WRITTEN REQUEST A:
Copy the rows word for word, everything from the start of the rows down to the line containing "- endorsement-label: Public Services: [660, 420, 703, 427]", including that line.

Halfway point in Panama
I arrived in Panama on August 15; I'm scheduled to stay here until May 15. That means that as the year clicks its odometer over from 2024 to 2025, I'm at the halfway mark in my visit here. Even if we weren't at the typical calendar time of looking back and looking forward, it seems like this is a good place to stop and take stock of my Panama adventures.
So, here are some reflections and hopes, as they apply to my experience to-date on the Isthmus.
Professional
We'll start with the book I'm writing and with mathematical outreach, since that's the reason the Fulbright folks are supporting me.
I'd planned to write an 8-chapter book (title, "Double Take: then the obligatory long subtitle") on Optical Illusions. I've written four chapters and started work on a fifth, so it looks a bit like I'm pacing myself well. However, Chapter 4 turned into a huge boggy swamp for me, and I finally got out of the swamp by deciding to split that chapter in two, bringing the whole book project to 9 chapters. Also, I've discovered that writing goes a lot more slowly when I'm not all lonely and bored, so now that my husband is back my writing pace has slowed considerably.
I'd say I'm glad to be not-lonely and not-sad. Probably that's a good tradeoff for falling a tad behind on the writing schedule (but I feel like future chapters will probably be easier to write, so maybe I'll catch up again? We'll see.)

WRITTEN REQUEST B:
Continue the post about the halfway point in Panama from where it stops.

DATASET EXCERPTS:

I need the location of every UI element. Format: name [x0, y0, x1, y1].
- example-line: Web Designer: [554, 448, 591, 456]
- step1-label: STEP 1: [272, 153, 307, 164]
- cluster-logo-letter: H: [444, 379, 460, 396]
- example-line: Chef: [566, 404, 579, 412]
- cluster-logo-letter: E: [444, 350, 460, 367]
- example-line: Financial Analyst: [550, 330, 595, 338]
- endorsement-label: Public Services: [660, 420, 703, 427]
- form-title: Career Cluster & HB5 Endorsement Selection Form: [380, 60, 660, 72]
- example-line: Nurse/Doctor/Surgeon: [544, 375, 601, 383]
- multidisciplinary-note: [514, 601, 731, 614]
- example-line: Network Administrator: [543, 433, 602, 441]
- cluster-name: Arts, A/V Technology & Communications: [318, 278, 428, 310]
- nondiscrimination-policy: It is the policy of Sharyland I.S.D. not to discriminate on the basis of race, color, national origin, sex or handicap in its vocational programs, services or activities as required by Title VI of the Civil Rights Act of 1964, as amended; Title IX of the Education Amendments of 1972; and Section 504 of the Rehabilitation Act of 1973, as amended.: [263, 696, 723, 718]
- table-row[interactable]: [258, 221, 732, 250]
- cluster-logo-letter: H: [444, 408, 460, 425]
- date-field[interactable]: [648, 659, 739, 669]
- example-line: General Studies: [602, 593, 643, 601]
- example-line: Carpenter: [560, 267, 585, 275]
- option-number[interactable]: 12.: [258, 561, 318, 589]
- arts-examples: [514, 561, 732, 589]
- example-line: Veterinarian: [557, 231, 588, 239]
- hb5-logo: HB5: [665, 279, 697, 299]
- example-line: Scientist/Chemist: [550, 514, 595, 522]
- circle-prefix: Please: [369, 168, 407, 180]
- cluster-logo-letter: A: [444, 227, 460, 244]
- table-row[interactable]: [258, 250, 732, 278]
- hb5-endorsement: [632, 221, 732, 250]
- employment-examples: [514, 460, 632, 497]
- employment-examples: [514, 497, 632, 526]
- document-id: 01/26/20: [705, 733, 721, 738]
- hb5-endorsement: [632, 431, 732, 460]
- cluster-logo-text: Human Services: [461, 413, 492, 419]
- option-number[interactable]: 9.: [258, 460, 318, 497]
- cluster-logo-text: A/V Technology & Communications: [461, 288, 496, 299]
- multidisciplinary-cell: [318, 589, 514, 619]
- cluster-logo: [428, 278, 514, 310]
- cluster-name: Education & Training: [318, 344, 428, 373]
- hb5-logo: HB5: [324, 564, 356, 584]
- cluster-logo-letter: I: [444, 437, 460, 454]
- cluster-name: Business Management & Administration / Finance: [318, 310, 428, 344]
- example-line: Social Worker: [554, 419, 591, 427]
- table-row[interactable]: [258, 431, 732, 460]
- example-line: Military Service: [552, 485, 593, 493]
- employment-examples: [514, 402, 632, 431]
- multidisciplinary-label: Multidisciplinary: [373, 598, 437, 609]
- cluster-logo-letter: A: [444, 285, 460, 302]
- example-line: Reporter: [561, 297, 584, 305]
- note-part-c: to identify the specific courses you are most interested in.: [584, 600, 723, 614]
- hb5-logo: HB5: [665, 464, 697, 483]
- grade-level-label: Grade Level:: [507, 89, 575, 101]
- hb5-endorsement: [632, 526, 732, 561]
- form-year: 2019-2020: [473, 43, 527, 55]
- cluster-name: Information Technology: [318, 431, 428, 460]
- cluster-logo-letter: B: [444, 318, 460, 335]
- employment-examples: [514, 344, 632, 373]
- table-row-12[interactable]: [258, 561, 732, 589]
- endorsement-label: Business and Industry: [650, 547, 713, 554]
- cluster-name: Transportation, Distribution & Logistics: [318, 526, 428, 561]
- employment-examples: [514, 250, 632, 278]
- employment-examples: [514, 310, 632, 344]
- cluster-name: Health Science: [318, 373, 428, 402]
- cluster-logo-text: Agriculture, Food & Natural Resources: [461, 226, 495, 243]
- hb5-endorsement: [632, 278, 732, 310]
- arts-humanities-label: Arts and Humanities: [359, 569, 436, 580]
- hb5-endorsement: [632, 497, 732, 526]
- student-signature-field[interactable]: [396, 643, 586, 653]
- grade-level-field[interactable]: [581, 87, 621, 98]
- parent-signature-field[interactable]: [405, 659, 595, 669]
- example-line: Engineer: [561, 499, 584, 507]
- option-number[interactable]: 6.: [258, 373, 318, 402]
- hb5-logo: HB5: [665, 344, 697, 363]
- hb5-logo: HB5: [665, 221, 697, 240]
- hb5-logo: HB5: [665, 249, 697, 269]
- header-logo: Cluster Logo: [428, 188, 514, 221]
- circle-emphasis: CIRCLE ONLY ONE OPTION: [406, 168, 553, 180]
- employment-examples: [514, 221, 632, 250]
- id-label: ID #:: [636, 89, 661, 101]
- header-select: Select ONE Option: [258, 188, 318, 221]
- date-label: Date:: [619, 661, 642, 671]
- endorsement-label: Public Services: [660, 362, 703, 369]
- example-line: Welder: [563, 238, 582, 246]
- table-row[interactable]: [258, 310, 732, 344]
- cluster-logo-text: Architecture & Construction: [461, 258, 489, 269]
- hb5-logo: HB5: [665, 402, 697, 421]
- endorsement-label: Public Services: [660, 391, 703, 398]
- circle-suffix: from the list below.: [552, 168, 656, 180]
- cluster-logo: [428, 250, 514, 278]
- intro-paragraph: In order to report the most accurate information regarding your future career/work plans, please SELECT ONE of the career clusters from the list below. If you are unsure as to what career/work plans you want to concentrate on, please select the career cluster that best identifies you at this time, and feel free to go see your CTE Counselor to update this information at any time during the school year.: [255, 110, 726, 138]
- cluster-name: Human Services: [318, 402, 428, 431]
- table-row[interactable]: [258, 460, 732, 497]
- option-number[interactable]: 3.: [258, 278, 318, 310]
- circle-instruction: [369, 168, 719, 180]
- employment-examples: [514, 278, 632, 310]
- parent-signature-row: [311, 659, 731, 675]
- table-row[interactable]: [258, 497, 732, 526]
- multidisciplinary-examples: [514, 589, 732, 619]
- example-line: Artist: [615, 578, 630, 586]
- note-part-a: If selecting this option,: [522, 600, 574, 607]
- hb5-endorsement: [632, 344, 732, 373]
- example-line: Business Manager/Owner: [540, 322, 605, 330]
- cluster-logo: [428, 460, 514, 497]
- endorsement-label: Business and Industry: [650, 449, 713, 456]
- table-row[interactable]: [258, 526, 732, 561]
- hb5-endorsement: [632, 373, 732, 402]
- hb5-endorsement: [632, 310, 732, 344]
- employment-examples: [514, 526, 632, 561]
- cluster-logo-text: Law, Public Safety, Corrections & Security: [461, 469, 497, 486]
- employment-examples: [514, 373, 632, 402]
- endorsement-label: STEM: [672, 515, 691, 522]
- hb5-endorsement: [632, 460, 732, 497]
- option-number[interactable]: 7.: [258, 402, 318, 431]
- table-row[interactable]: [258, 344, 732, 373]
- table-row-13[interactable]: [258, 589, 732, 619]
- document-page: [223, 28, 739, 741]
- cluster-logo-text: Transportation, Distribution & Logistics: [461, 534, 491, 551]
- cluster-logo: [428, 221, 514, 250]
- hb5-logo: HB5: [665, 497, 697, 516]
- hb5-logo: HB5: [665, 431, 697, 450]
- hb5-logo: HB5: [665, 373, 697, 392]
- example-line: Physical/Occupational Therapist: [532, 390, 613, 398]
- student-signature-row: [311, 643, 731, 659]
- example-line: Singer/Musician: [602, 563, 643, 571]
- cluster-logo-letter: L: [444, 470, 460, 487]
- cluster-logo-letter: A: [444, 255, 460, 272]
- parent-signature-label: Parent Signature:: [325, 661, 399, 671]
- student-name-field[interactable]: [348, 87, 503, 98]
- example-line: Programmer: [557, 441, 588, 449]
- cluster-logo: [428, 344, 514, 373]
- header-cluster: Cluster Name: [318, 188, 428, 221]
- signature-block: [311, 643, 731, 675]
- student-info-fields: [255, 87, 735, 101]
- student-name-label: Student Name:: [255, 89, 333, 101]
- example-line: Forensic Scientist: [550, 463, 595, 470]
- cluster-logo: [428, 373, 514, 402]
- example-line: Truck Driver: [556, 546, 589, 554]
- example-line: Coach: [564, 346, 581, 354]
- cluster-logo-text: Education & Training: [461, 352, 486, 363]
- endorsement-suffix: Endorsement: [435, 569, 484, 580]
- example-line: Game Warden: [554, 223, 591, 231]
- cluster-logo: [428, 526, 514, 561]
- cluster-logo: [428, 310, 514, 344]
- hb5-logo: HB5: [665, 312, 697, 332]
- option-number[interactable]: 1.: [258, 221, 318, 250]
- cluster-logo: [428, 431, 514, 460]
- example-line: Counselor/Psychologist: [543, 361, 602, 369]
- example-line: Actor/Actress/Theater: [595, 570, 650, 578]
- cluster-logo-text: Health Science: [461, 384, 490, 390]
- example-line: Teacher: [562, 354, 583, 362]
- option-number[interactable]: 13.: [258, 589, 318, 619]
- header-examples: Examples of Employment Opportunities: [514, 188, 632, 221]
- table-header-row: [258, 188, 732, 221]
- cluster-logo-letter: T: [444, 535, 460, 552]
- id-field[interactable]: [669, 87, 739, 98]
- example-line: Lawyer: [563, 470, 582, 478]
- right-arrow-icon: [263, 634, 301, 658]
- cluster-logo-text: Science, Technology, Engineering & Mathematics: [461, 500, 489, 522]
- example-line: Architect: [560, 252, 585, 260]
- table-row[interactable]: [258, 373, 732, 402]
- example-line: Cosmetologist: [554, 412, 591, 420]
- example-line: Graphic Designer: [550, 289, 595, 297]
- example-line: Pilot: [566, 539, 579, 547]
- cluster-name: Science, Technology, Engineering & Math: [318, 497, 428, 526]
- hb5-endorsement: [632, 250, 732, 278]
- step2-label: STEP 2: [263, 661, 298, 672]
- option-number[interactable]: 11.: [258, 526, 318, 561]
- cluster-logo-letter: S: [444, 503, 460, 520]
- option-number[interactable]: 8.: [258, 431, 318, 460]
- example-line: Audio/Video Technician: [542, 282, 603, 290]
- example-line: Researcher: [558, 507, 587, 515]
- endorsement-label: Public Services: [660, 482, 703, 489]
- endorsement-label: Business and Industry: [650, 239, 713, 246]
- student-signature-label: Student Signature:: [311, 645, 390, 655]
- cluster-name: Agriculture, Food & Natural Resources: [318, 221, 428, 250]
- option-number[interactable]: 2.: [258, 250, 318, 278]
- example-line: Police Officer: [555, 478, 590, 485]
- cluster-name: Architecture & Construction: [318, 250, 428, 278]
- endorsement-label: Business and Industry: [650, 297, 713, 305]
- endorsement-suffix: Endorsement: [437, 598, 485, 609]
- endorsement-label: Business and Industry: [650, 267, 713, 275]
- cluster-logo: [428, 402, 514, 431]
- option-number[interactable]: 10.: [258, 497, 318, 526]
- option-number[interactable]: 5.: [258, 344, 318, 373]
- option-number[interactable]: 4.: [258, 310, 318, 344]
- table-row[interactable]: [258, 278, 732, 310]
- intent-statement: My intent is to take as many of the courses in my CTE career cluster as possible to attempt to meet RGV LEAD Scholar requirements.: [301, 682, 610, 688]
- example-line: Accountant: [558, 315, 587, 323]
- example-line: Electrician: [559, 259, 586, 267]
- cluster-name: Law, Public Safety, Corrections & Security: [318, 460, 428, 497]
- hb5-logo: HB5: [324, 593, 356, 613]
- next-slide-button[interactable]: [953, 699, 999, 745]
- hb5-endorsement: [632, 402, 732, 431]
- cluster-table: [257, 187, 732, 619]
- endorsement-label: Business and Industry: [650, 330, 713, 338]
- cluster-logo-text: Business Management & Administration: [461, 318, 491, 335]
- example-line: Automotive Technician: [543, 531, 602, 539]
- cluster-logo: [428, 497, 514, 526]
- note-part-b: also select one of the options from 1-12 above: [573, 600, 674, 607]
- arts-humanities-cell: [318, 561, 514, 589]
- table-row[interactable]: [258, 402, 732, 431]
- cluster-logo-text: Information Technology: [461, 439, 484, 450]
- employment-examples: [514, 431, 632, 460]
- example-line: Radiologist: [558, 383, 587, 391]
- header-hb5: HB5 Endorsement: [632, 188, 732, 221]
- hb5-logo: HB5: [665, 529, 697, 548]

EXERCISE RESULT A:
I need the location of every UI element. Format: name [x0, y0, x1, y1].
- example-line: Web Designer: [554, 448, 591, 456]
- step1-label: STEP 1: [272, 153, 307, 164]
- cluster-logo-letter: H: [444, 379, 460, 396]
- example-line: Chef: [566, 404, 579, 412]
- cluster-logo-letter: E: [444, 350, 460, 367]
- example-line: Financial Analyst: [550, 330, 595, 338]
- endorsement-label: Public Services: [660, 420, 703, 427]

EXERCISE RESULT B:
As for outreach, I've gone a bunch* of one-off workshops, mostly through my host FUNDAPROMAT, but those are likely to be less frequent in the future. They take a bunch of effort to organize, for one thing, and also the people that would attend such things probably already have, so there are diminishing returns for that effort.
[*Just double-checked:
"a bunch" means 9 workshops, lectures, or radio interviews,
plus participating in 6 FUNDAPROMAT events].
Numerous other Fulbright scholars have talked about how hard it is to make productive professional connections here, and that was certainly my experience at first. (Typical comments from other Fulbrighters: "People here don't really know what to do with you." "It was like I didn't exist." "My host said in advance they could arrange an office for me, but when I showed up they'd forgotten, and said I could use this other person's office on the days they didn't come in."). I myself spent a bunch of time trying to reach out to mathematicians in Panama City, and got either enthusiastic responses that faded into nothingness, or nothingness all the way through.
However, I have a few connections that ought to be a bit more substantial in the next half of my time here. There's a chance I'll teach a Sunday school class at my church on "the God of Mathematics" -- I did this back in Pennsylvania in 2009, and I really appreciated the interactions. If that works, it'll be fun to reprise this in Spanish! I also will be traveling within Panama to a university I'd visited briefly (UNACHI), doing a longer series of workshops this next time, and then traveling to Chile to meet with mathematicians there. So those experiences will probably fill a lot of my Outreach Itch. Should these work out, they'll have been possible largely because of spending a lot of time flailing around during these past 4.5 months.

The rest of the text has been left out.